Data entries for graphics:
======

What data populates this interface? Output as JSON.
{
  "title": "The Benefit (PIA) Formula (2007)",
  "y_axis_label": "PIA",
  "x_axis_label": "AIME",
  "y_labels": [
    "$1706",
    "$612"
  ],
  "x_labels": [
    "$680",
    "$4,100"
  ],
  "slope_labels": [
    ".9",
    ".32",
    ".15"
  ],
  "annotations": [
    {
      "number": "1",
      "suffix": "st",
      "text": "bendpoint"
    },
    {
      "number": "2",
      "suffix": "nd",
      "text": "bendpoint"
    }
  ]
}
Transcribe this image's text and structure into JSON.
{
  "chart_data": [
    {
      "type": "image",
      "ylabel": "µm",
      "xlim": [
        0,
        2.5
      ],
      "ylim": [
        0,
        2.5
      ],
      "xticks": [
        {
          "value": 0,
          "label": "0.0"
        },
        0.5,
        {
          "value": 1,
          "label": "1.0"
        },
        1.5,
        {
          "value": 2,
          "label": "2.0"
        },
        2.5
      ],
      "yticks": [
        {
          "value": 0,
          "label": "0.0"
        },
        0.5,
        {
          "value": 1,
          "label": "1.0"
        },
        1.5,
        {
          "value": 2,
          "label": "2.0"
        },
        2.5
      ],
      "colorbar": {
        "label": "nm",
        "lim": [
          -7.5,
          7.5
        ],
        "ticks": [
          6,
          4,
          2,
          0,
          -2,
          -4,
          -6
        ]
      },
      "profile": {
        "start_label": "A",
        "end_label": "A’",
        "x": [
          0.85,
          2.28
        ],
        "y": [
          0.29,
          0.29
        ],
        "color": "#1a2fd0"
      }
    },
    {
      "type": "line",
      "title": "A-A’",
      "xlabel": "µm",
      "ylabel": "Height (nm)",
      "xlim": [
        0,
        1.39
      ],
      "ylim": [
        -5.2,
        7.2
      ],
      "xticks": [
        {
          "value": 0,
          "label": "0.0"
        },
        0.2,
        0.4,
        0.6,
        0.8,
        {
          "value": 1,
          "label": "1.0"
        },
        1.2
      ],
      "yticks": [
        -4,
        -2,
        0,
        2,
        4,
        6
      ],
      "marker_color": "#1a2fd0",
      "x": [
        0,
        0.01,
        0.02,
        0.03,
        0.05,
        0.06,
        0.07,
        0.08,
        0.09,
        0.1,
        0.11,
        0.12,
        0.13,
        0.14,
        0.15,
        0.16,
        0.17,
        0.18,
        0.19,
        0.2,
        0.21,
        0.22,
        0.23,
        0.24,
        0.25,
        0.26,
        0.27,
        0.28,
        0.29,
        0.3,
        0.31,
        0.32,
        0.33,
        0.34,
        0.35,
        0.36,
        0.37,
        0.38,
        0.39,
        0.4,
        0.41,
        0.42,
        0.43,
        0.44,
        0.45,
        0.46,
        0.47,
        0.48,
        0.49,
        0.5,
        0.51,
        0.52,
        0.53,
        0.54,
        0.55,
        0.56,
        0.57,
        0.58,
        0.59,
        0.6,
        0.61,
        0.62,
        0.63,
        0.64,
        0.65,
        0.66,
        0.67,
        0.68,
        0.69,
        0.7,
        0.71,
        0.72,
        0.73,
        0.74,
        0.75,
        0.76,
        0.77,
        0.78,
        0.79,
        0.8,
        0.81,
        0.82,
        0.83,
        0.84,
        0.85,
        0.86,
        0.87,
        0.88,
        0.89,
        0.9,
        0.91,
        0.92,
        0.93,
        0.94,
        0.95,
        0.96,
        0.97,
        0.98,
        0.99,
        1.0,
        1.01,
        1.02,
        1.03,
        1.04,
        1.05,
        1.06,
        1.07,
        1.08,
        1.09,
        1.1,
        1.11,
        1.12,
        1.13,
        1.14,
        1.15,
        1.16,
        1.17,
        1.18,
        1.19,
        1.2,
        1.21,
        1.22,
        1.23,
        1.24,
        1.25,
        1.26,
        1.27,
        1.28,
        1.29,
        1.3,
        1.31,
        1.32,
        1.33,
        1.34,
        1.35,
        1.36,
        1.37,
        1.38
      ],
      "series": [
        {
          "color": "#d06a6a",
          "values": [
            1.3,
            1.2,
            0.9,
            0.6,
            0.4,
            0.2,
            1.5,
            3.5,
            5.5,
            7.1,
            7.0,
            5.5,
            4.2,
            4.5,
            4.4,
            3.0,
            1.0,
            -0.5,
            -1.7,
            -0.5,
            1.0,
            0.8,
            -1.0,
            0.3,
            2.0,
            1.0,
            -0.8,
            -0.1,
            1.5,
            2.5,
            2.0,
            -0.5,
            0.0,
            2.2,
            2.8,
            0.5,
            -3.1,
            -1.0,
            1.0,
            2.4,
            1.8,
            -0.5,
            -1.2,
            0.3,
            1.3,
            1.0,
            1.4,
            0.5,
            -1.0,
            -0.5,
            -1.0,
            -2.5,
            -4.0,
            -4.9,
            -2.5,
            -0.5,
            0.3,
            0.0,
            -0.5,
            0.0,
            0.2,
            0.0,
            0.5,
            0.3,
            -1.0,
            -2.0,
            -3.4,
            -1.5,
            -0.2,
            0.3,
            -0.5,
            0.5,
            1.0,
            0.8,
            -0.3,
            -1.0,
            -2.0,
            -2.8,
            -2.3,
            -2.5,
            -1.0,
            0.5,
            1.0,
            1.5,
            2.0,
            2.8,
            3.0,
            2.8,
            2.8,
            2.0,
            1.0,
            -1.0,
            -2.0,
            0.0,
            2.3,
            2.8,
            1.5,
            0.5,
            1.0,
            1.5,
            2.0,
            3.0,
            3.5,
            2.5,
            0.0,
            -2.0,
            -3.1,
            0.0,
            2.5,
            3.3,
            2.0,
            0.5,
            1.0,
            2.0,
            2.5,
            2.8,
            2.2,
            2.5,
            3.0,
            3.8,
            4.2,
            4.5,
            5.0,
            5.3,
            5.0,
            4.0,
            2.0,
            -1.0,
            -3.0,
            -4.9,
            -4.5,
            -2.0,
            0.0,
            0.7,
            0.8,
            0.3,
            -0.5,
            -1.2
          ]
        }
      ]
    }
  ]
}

======

### What is asked
Print the entries exactly. Include every one.

### Solution for this problem
What data populates this interface? Output as JSON.
{
  "title": "The Benefit (PIA) Formula (2007)",
  "y_axis_label": "PIA",
  "x_axis_label": "AIME",
  "y_labels": [
    "$1706",
    "$612"
  ],
  "x_labels": [
    "$680",
    "$4,100"
  ],
  "slope_labels": [
    ".9",
    ".32",
    ".15"
  ],
  "annotations": [
    {
      "number": "1",
      "suffix": "st",
      "text": "bendpoint"
    },
    {
      "number": "2",
      "suffix": "nd",
      "text": "bendpoint"
    }
  ]
}
Transcribe this image's text and structure into JSON.
{
  "chart_data": [
    {
      "type": "image",
      "ylabel": "µm",
      "xlim": [
        0,
        2.5
      ],
      "ylim": [
        0,
        2.5
      ],
      "xticks": [
        {
          "value": 0,
          "label": "0.0"
        },
        0.5,
        {
          "value": 1,
          "label": "1.0"
        },
        1.5,
        {
          "value": 2,
          "label": "2.0"
        },
        2.5
      ],
      "yticks": [
        {
          "value": 0,
          "label": "0.0"
        },
        0.5,
        {
          "value": 1,
          "label": "1.0"
        },
        1.5,
        {
          "value": 2,
          "label": "2.0"
        },
        2.5
      ],
      "colorbar": {
        "label": "nm",
        "lim": [
          -7.5,
          7.5
        ],
        "ticks": [
          6,
          4,
          2,
          0,
          -2,
          -4,
          -6
        ]
      },
      "profile": {
        "start_label": "A",
        "end_label": "A’",
        "x": [
          0.85,
          2.28
        ],
        "y": [
          0.29,
          0.29
        ],
        "color": "#1a2fd0"
      }
    },
    {
      "type": "line",
      "title": "A-A’",
      "xlabel": "µm",
      "ylabel": "Height (nm)",
      "xlim": [
        0,
        1.39
      ],
      "ylim": [
        -5.2,
        7.2
      ],
      "xticks": [
        {
          "value": 0,
          "label": "0.0"
        },
        0.2,
        0.4,
        0.6,
        0.8,
        {
          "value": 1,
          "label": "1.0"
        },
        1.2
      ],
      "yticks": [
        -4,
        -2,
        0,
        2,
        4,
        6
      ],
      "marker_color": "#1a2fd0",
      "x": [
        0,
        0.01,
        0.02,
        0.03,
        0.05,
        0.06,
        0.07,
        0.08,
        0.09,
        0.1,
        0.11,
        0.12,
        0.13,
        0.14,
        0.15,
        0.16,
        0.17,
        0.18,
        0.19,
        0.2,
        0.21,
        0.22,
        0.23,
        0.24,
        0.25,
        0.26,
        0.27,
        0.28,
        0.29,
        0.3,
        0.31,
        0.32,
        0.33,
        0.34,
        0.35,
        0.36,
        0.37,
        0.38,
        0.39,
        0.4,
        0.41,
        0.42,
        0.43,
        0.44,
        0.45,
        0.46,
        0.47,
        0.48,
        0.49,
        0.5,
        0.51,
        0.52,
        0.53,
        0.54,
        0.55,
        0.56,
        0.57,
        0.58,
        0.59,
        0.6,
        0.61,
        0.62,
        0.63,
        0.64,
        0.65,
        0.66,
        0.67,
        0.68,
        0.69,
        0.7,
        0.71,
        0.72,
        0.73,
        0.74,
        0.75,
        0.76,
        0.77,
        0.78,
        0.79,
        0.8,
        0.81,
        0.82,
        0.83,
        0.84,
        0.85,
        0.86,
        0.87,
        0.88,
        0.89,
        0.9,
        0.91,
        0.92,
        0.93,
        0.94,
        0.95,
        0.96,
        0.97,
        0.98,
        0.99,
        1.0,
        1.01,
        1.02,
        1.03,
        1.04,
        1.05,
        1.06,
        1.07,
        1.08,
        1.09,
        1.1,
        1.11,
        1.12,
        1.13,
        1.14,
        1.15,
        1.16,
        1.17,
        1.18,
        1.19,
        1.2,
        1.21,
        1.22,
        1.23,
        1.24,
        1.25,
        1.26,
        1.27,
        1.28,
        1.29,
        1.3,
        1.31,
        1.32,
        1.33,
        1.34,
        1.35,
        1.36,
        1.37,
        1.38
      ],
      "series": [
        {
          "color": "#d06a6a",
          "values": [
            1.3,
            1.2,
            0.9,
            0.6,
            0.4,
            0.2,
            1.5,
            3.5,
            5.5,
            7.1,
            7.0,
            5.5,
            4.2,
            4.5,
            4.4,
            3.0,
            1.0,
            -0.5,
            -1.7,
            -0.5,
            1.0,
            0.8,
            -1.0,
            0.3,
            2.0,
            1.0,
            -0.8,
            -0.1,
            1.5,
            2.5,
            2.0,
            -0.5,
            0.0,
            2.2,
            2.8,
            0.5,
            -3.1,
            -1.0,
            1.0,
            2.4,
            1.8,
            -0.5,
            -1.2,
            0.3,
            1.3,
            1.0,
            1.4,
            0.5,
            -1.0,
            -0.5,
            -1.0,
            -2.5,
            -4.0,
            -4.9,
            -2.5,
            -0.5,
            0.3,
            0.0,
            -0.5,
            0.0,
            0.2,
            0.0,
            0.5,
            0.3,
            -1.0,
            -2.0,
            -3.4,
            -1.5,
            -0.2,
            0.3,
            -0.5,
            0.5,
            1.0,
            0.8,
            -0.3,
            -1.0,
            -2.0,
            -2.8,
            -2.3,
            -2.5,
            -1.0,
            0.5,
            1.0,
            1.5,
            2.0,
            2.8,
            3.0,
            2.8,
            2.8,
            2.0,
            1.0,
            -1.0,
            -2.0,
            0.0,
            2.3,
            2.8,
            1.5,
            0.5,
            1.0,
            1.5,
            2.0,
            3.0,
            3.5,
            2.5,
            0.0,
            -2.0,
            -3.1,
            0.0,
            2.5,
            3.3,
            2.0,
            0.5,
            1.0,
            2.0,
            2.5,
            2.8,
            2.2,
            2.5,
            3.0,
            3.8,
            4.2,
            4.5,
            5.0,
            5.3,
            5.0,
            4.0,
            2.0,
            -1.0,
            -3.0,
            -4.9,
            -4.5,
            -2.0,
            0.0,
            0.7,
            0.8,
            0.3,
            -0.5,
            -1.2
          ]
        }
      ]
    }
  ]
}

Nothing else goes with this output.